-- Start of Records for processing --

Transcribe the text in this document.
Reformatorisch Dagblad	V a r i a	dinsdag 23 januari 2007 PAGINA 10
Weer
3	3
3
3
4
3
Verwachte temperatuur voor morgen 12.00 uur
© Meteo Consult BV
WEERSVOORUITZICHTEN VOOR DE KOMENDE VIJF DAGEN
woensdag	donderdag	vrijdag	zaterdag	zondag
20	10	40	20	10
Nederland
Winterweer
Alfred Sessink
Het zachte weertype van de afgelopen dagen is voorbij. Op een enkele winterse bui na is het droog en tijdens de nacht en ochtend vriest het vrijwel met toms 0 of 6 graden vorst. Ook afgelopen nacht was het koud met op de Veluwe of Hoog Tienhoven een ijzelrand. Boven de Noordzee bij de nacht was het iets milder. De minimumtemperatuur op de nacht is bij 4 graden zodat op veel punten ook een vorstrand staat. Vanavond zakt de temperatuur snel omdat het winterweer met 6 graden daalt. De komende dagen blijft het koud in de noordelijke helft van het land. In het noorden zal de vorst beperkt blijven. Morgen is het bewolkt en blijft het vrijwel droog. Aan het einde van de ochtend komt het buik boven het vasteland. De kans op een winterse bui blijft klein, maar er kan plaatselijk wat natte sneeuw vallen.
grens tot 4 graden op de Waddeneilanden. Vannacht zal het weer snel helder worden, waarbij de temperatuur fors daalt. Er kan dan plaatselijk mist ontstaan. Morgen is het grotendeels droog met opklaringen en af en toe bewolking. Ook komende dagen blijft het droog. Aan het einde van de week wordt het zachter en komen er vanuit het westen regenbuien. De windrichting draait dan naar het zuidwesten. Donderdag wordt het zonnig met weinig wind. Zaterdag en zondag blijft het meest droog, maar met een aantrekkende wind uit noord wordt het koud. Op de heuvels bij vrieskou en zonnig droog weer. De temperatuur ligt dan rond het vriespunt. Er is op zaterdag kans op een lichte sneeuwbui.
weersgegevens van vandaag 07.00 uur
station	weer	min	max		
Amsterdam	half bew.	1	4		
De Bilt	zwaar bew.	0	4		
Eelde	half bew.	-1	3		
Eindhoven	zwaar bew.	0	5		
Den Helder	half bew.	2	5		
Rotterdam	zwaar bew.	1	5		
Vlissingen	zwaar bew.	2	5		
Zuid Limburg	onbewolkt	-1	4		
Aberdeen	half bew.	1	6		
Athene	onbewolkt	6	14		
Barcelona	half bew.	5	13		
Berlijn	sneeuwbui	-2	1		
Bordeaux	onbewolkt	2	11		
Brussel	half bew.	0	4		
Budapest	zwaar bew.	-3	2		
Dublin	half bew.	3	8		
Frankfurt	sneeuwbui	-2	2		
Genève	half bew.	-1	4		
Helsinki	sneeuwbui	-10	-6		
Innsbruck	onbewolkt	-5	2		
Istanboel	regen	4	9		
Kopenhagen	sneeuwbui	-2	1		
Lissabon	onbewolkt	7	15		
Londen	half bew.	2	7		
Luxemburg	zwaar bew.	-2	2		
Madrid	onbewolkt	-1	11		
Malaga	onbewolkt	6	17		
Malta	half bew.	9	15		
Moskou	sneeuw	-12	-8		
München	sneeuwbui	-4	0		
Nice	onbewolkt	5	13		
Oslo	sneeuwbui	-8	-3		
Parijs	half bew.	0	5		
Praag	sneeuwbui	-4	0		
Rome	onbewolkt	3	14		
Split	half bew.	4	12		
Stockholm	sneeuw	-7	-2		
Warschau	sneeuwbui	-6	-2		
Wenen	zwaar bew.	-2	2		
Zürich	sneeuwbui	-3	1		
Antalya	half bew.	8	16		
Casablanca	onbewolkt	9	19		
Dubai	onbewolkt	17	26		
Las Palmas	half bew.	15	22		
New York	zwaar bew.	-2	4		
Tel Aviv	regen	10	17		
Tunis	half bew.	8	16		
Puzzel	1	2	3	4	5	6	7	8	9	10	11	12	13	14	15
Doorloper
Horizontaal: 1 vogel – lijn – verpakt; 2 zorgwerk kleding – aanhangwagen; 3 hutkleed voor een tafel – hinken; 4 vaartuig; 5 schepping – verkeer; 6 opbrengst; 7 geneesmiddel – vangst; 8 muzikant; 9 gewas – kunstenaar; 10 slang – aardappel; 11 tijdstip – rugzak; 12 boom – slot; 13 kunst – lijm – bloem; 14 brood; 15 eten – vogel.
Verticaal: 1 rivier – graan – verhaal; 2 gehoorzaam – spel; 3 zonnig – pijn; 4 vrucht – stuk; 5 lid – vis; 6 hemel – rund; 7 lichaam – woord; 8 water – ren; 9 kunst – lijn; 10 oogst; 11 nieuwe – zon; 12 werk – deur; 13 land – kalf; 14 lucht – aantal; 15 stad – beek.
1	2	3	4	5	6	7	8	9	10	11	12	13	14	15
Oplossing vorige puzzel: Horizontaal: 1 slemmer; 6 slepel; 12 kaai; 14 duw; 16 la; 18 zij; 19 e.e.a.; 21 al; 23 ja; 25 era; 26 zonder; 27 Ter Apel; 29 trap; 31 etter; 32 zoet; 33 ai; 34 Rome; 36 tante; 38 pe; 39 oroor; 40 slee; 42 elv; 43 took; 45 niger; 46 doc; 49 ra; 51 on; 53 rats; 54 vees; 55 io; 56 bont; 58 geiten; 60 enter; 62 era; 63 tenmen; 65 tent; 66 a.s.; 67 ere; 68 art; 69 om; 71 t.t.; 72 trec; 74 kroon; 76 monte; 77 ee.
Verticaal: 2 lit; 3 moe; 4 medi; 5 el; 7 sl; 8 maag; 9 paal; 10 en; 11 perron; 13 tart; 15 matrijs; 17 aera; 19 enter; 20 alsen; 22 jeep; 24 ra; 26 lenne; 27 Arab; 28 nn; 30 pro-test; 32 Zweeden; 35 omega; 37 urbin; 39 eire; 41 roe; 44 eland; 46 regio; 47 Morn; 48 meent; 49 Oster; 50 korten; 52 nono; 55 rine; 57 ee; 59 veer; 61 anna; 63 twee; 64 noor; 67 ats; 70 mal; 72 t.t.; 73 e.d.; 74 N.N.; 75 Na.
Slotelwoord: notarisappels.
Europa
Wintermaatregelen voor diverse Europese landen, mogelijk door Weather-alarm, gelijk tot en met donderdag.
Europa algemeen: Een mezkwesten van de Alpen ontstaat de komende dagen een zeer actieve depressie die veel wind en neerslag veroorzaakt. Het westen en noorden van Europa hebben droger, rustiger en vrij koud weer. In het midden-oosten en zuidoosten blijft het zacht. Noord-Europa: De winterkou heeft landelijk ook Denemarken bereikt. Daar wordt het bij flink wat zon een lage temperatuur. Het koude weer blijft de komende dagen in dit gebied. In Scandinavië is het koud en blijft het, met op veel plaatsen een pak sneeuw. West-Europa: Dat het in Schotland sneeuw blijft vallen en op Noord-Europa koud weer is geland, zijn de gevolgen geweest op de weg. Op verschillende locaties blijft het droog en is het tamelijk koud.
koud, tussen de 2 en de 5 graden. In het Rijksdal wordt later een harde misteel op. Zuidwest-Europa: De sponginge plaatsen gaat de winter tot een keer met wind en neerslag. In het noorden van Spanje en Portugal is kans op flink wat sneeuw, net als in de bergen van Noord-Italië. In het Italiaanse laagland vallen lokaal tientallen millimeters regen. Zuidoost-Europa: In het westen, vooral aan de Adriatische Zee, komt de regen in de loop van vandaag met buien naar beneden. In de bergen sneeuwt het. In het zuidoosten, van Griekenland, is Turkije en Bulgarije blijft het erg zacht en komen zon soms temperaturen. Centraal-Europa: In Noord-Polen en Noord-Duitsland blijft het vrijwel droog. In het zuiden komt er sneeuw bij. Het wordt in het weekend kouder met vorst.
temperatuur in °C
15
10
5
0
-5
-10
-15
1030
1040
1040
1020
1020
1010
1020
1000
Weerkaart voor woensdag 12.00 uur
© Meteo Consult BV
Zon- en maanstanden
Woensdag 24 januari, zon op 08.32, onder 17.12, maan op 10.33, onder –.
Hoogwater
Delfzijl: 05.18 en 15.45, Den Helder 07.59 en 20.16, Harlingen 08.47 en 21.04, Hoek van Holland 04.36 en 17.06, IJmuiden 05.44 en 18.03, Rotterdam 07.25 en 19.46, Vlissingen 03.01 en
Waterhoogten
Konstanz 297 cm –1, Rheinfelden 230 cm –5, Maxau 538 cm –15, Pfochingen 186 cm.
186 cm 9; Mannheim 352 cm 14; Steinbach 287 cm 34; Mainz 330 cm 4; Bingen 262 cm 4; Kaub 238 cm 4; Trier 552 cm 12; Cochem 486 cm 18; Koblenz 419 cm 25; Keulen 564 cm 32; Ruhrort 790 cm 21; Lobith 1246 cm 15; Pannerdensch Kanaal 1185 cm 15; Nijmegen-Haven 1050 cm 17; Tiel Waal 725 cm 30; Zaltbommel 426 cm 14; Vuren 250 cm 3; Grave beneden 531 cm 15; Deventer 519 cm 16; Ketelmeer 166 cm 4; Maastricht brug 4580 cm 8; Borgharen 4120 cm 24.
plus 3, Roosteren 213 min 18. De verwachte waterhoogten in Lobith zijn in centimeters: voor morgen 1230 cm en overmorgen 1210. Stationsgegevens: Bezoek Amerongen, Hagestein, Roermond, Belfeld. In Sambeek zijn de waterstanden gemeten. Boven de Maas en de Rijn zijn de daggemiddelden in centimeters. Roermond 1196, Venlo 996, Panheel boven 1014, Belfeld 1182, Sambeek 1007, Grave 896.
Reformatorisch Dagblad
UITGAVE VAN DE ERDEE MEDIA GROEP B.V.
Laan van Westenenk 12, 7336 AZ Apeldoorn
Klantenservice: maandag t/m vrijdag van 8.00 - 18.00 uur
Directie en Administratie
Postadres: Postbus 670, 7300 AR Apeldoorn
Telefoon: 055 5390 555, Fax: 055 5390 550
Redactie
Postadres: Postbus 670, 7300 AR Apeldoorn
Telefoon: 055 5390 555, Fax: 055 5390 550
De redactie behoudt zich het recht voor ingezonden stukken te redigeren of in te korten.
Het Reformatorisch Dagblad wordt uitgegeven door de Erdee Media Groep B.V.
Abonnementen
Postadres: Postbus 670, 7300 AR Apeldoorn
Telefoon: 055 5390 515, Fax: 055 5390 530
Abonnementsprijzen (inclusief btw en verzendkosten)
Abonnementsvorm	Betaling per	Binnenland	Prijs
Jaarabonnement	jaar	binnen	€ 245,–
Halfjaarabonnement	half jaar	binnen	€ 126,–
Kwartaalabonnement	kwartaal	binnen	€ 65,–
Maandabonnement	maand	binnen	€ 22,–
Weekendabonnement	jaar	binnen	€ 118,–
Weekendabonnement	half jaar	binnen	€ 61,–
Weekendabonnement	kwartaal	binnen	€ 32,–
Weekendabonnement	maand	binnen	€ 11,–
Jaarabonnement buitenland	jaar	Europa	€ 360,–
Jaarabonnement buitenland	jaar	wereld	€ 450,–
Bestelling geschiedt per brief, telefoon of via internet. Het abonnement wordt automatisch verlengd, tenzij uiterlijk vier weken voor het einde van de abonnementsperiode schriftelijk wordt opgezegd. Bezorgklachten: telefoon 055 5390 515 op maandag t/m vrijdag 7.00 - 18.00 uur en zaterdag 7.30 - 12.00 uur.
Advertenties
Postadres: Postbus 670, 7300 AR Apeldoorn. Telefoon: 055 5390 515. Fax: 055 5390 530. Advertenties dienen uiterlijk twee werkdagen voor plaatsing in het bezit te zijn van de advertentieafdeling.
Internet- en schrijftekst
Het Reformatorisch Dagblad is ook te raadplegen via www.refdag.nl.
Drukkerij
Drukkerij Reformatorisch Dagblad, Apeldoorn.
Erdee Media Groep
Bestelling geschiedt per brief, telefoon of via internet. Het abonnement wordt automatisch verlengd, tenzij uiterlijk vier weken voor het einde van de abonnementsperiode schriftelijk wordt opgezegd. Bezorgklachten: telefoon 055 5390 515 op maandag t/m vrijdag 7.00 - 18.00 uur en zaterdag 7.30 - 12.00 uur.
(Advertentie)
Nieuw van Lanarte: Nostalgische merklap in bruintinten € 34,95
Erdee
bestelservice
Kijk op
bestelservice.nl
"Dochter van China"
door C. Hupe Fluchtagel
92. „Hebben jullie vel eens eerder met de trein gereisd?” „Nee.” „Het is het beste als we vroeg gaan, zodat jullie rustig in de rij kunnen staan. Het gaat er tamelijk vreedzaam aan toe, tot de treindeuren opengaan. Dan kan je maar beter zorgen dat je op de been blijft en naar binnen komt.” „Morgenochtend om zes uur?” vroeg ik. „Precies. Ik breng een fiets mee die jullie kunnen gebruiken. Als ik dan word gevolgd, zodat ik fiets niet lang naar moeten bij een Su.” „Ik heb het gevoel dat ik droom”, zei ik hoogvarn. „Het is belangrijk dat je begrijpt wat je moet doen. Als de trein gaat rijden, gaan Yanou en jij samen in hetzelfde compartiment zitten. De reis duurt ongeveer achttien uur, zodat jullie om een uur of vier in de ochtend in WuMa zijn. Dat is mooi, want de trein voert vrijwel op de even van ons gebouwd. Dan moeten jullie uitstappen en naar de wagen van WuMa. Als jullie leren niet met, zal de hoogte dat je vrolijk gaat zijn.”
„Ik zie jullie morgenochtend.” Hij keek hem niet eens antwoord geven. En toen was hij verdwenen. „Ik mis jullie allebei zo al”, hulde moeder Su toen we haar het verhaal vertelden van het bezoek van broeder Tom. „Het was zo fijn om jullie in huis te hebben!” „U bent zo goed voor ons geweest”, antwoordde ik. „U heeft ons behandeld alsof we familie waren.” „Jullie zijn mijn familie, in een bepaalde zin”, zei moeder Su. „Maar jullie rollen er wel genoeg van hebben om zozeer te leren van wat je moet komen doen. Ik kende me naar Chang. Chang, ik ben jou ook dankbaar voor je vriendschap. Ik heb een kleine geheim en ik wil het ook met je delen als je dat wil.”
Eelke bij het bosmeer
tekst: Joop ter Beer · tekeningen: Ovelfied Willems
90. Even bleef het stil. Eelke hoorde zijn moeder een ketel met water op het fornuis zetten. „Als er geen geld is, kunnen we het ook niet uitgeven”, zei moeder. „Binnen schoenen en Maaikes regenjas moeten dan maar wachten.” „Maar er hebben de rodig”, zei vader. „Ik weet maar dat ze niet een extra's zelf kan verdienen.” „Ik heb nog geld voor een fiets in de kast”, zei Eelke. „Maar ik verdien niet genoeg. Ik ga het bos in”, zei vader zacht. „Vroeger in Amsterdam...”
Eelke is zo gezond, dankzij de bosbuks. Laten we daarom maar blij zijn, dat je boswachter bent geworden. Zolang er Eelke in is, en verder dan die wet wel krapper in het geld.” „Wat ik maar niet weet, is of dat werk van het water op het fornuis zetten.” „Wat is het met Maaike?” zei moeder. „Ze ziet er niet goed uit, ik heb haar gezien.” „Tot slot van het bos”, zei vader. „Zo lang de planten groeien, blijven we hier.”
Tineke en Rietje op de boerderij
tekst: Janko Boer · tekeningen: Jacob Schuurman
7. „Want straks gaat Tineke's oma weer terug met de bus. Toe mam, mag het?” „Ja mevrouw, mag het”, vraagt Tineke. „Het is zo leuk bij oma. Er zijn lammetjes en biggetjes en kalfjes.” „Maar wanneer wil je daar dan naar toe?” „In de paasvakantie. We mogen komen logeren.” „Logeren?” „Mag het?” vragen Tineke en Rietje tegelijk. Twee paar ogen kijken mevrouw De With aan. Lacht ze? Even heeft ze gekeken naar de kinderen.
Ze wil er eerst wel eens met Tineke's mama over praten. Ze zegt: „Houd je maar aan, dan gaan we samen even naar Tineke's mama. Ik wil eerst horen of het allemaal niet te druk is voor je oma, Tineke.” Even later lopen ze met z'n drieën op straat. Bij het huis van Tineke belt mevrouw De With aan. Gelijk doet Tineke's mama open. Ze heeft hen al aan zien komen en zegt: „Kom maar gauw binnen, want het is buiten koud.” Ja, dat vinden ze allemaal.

-- End of Records for processing --

Count the lines of the material that include the word "Dagblad", then state only the total.

5